■ Texte fourni
Tours de moulinet, tendre le fil, laisser partir le poisson, le ramener de quelques tours de manivelle, laisser filer, relever, puis soulever le trophée : une belle bonite de près de trois kilos s’agite frénétiquement au bout de l’hameçon fiché dans sa gueule.
Notre Français arbore un large sourire simplement heureux et confesse ne pas espérer de grosse prise : pêcher lui suffit, aucun besoin de record, c’est juste pour le plaisir pour les deux heures à venir.
Il pose bien volontiers pour la photo souvenir puis la bonite rejoint une énorme glacière qui doit abriter parfois de bien plus gros poissons.
À peine le couvercle refermé, c’est un autre candidat pêcheur qui relève sa ligne, puis le troisième !
En moins d’une heure ce sont cinq belles bonites d’un poids supérieur à deux kilos qui vont faire glacière commune avant que nos pêcheurs amateurs ne se déclarent ravis et repus. Ces prises suffisent à mes compagnons, et nous pouvons reprendre la mer.

■ Matériel fourni
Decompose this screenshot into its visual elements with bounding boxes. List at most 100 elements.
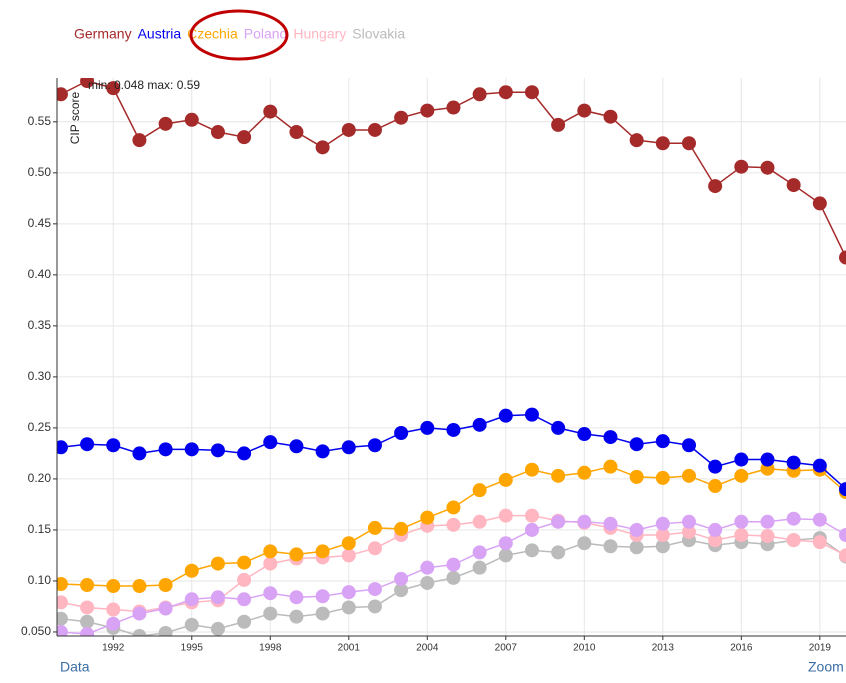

■ Consignes
A. Indiquez si chacune des affirmations suivantes concorde avec le texte sur la pêche à la bonite. Répondez par oui ou par non, en citant à l’identique les mots du texte qui tranchent. (i) La première bonite sortie de l’eau pèse près de trois kilos. (ii) Le Français espère faire une grosse prise. (iii) Les pêcheurs attrapent cinq bonites en moins d’une heure.
B. Recopiez mot pour mot le passage du texte sur la pêche à la bonite qui va de « Notre Français arbore » jusqu’à « plus gros poissons. ».
C. D’après le texte sur la pêche à la bonite, où la bonite est-elle placée après la photo souvenir ?

■ Corrigé
A.
(i) Oui : « une belle bonite de près de trois kilos ».
(ii) Non : « confesse ne pas espérer de grosse prise ».
(iii) Oui : « En moins d’une heure ce sont cinq belles bonites ».

B.
Notre Français arbore un large sourire simplement heureux et confesse ne pas espérer de grosse prise : pêcher lui suffit, aucun besoin de record, c’est juste pour le plaisir pour les deux heures à venir.
Il pose bien volontiers pour la photo souvenir puis la bonite rejoint une énorme glacière qui doit abriter parfois de bien plus gros poissons.

C. Elle rejoint une énorme glacière.